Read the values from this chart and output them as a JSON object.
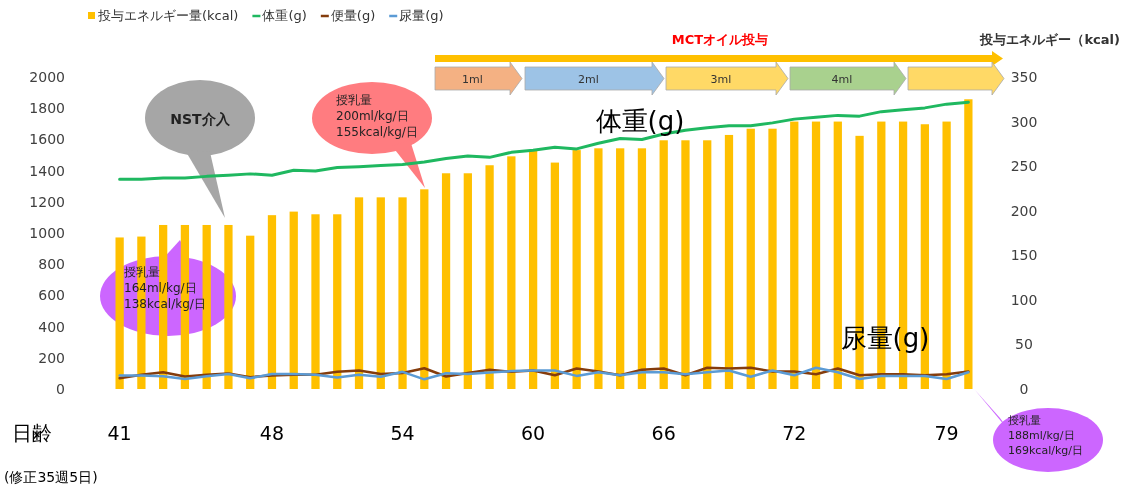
{
  "chart_data": {
    "type": "bar",
    "categories": [
      "41",
      null,
      null,
      null,
      null,
      null,
      null,
      "48",
      null,
      null,
      null,
      null,
      null,
      "54",
      null,
      null,
      null,
      null,
      null,
      "60",
      null,
      null,
      null,
      null,
      null,
      "66",
      null,
      null,
      null,
      null,
      null,
      "72",
      null,
      null,
      null,
      null,
      null,
      null,
      "79",
      null
    ],
    "series": [
      {
        "name": "投与エネルギー量(kcal)",
        "axis": "y2",
        "color": "#ffc000",
        "values": [
          170,
          171,
          184,
          184,
          184,
          184,
          172,
          195,
          199,
          196,
          196,
          215,
          215,
          215,
          224,
          242,
          242,
          251,
          261,
          267,
          254,
          268,
          270,
          270,
          270,
          279,
          279,
          279,
          285,
          292,
          292,
          300,
          300,
          300,
          284,
          300,
          300,
          297,
          300,
          325
        ]
      },
      {
        "name": "体重(g)",
        "type": "line",
        "color": "#1fb860",
        "values": [
          1345,
          1345,
          1352,
          1352,
          1363,
          1370,
          1379,
          1370,
          1402,
          1397,
          1420,
          1425,
          1432,
          1439,
          1455,
          1478,
          1494,
          1485,
          1517,
          1530,
          1550,
          1539,
          1575,
          1606,
          1599,
          1635,
          1659,
          1675,
          1687,
          1687,
          1706,
          1730,
          1742,
          1754,
          1749,
          1778,
          1790,
          1802,
          1826,
          1838
        ]
      },
      {
        "name": "便量(g)",
        "type": "line",
        "color": "#843c0c",
        "values": [
          69,
          92,
          108,
          80,
          92,
          99,
          76,
          87,
          92,
          92,
          110,
          119,
          96,
          103,
          133,
          80,
          103,
          124,
          110,
          119,
          88,
          131,
          112,
          88,
          124,
          131,
          88,
          136,
          131,
          136,
          112,
          112,
          95,
          131,
          88,
          95,
          95,
          88,
          95,
          112
        ]
      },
      {
        "name": "尿量(g)",
        "type": "line",
        "color": "#5b9bd5",
        "values": [
          87,
          87,
          82,
          64,
          82,
          96,
          69,
          96,
          96,
          92,
          73,
          92,
          78,
          110,
          62,
          101,
          96,
          105,
          115,
          119,
          119,
          84,
          107,
          88,
          107,
          107,
          95,
          107,
          119,
          79,
          119,
          88,
          136,
          107,
          64,
          84,
          84,
          84,
          64,
          107
        ]
      }
    ],
    "ylim": [
      0,
      2000
    ],
    "yticks": [
      0,
      200,
      400,
      600,
      800,
      1000,
      1200,
      1400,
      1600,
      1800,
      2000
    ],
    "y2lim": [
      0,
      350
    ],
    "y2ticks": [
      0,
      50,
      100,
      150,
      200,
      250,
      300,
      350
    ],
    "xlabel": "日齢",
    "y2label": "投与エネルギー（kcal)",
    "legend": "top left",
    "grid": false,
    "annotations": [
      "NST介入",
      "授乳量\n200ml/kg/日\n155kcal/kg/日",
      "授乳量\n164ml/kg/日\n138kcal/kg/日",
      "授乳量\n188ml/kg/日\n169kcal/kg/日",
      "体重(g)",
      "尿量(g)",
      "MCTオイル投与",
      "1ml",
      "2ml",
      "3ml",
      "4ml",
      "(修正35週5日)"
    ]
  }
}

# # # # #

_TASK INSTRUCTIONS:_
Extract each line from the entries above that contains the string "name".

_OUTPUT OF THE EXERCISE:_
        "name": "投与エネルギー量(kcal)",
        "name": "体重(g)",
        "name": "便量(g)",
        "name": "尿量(g)",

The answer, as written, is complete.